▶ [Stored data entries]
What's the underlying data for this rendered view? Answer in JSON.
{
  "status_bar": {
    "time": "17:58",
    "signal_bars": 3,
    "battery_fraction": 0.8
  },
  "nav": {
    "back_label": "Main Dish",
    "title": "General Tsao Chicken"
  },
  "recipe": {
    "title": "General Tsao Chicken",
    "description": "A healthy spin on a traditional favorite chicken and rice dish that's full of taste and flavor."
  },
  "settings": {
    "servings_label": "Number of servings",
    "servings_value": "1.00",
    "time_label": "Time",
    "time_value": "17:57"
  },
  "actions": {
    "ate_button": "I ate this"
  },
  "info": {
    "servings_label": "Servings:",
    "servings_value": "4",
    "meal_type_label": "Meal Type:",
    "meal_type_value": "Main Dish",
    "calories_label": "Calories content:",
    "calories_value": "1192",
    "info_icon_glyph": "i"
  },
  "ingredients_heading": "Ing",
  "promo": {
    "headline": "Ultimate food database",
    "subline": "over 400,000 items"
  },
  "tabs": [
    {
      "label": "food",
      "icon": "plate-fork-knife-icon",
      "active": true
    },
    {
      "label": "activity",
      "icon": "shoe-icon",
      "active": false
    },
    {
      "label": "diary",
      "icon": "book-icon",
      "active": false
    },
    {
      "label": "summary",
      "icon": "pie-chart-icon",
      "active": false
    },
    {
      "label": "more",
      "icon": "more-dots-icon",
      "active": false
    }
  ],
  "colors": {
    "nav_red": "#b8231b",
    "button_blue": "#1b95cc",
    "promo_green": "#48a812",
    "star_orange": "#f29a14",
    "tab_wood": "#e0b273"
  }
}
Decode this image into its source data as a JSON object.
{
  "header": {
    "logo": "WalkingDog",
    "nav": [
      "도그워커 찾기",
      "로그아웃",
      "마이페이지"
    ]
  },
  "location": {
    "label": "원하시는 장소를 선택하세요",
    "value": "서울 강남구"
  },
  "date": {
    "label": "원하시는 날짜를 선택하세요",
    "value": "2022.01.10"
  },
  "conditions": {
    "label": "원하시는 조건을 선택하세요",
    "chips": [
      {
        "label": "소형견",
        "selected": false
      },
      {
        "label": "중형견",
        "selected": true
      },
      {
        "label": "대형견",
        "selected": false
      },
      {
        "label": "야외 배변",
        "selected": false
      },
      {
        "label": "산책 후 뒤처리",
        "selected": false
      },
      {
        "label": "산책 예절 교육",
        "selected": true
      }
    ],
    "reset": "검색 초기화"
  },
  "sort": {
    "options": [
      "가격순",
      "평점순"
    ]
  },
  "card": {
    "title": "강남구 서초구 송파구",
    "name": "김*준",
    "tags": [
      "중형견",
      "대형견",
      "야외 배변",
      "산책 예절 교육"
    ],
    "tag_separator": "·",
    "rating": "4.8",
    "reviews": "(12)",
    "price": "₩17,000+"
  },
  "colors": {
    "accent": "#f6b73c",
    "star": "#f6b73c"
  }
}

▶ [AIM OF THE TASK]
Transcribe the whole listing exactly.

▶ [TASK ANSWER]
What's the underlying data for this rendered view? Answer in JSON.
{
  "status_bar": {
    "time": "17:58",
    "signal_bars": 3,
    "battery_fraction": 0.8
  },
  "nav": {
    "back_label": "Main Dish",
    "title": "General Tsao Chicken"
  },
  "recipe": {
    "title": "General Tsao Chicken",
    "description": "A healthy spin on a traditional favorite chicken and rice dish that's full of taste and flavor."
  },
  "settings": {
    "servings_label": "Number of servings",
    "servings_value": "1.00",
    "time_label": "Time",
    "time_value": "17:57"
  },
  "actions": {
    "ate_button": "I ate this"
  },
  "info": {
    "servings_label": "Servings:",
    "servings_value": "4",
    "meal_type_label": "Meal Type:",
    "meal_type_value": "Main Dish",
    "calories_label": "Calories content:",
    "calories_value": "1192",
    "info_icon_glyph": "i"
  },
  "ingredients_heading": "Ing",
  "promo": {
    "headline": "Ultimate food database",
    "subline": "over 400,000 items"
  },
  "tabs": [
    {
      "label": "food",
      "icon": "plate-fork-knife-icon",
      "active": true
    },
    {
      "label": "activity",
      "icon": "shoe-icon",
      "active": false
    },
    {
      "label": "diary",
      "icon": "book-icon",
      "active": false
    },
    {
      "label": "summary",
      "icon": "pie-chart-icon",
      "active": false
    },
    {
      "label": "more",
      "icon": "more-dots-icon",
      "active": false
    }
  ],
  "colors": {
    "nav_red": "#b8231b",
    "button_blue": "#1b95cc",
    "promo_green": "#48a812",
    "star_orange": "#f29a14",
    "tab_wood": "#e0b273"
  }
}
Decode this image into its source data as a JSON object.
{
  "header": {
    "logo": "WalkingDog",
    "nav": [
      "도그워커 찾기",
      "로그아웃",
      "마이페이지"
    ]
  },
  "location": {
    "label": "원하시는 장소를 선택하세요",
    "value": "서울 강남구"
  },
  "date": {
    "label": "원하시는 날짜를 선택하세요",
    "value": "2022.01.10"
  },
  "conditions": {
    "label": "원하시는 조건을 선택하세요",
    "chips": [
      {
        "label": "소형견",
        "selected": false
      },
      {
        "label": "중형견",
        "selected": true
      },
      {
        "label": "대형견",
        "selected": false
      },
      {
        "label": "야외 배변",
        "selected": false
      },
      {
        "label": "산책 후 뒤처리",
        "selected": false
      },
      {
        "label": "산책 예절 교육",
        "selected": true
      }
    ],
    "reset": "검색 초기화"
  },
  "sort": {
    "options": [
      "가격순",
      "평점순"
    ]
  },
  "card": {
    "title": "강남구 서초구 송파구",
    "name": "김*준",
    "tags": [
      "중형견",
      "대형견",
      "야외 배변",
      "산책 예절 교육"
    ],
    "tag_separator": "·",
    "rating": "4.8",
    "reviews": "(12)",
    "price": "₩17,000+"
  },
  "colors": {
    "accent": "#f6b73c",
    "star": "#f6b73c"
  }
}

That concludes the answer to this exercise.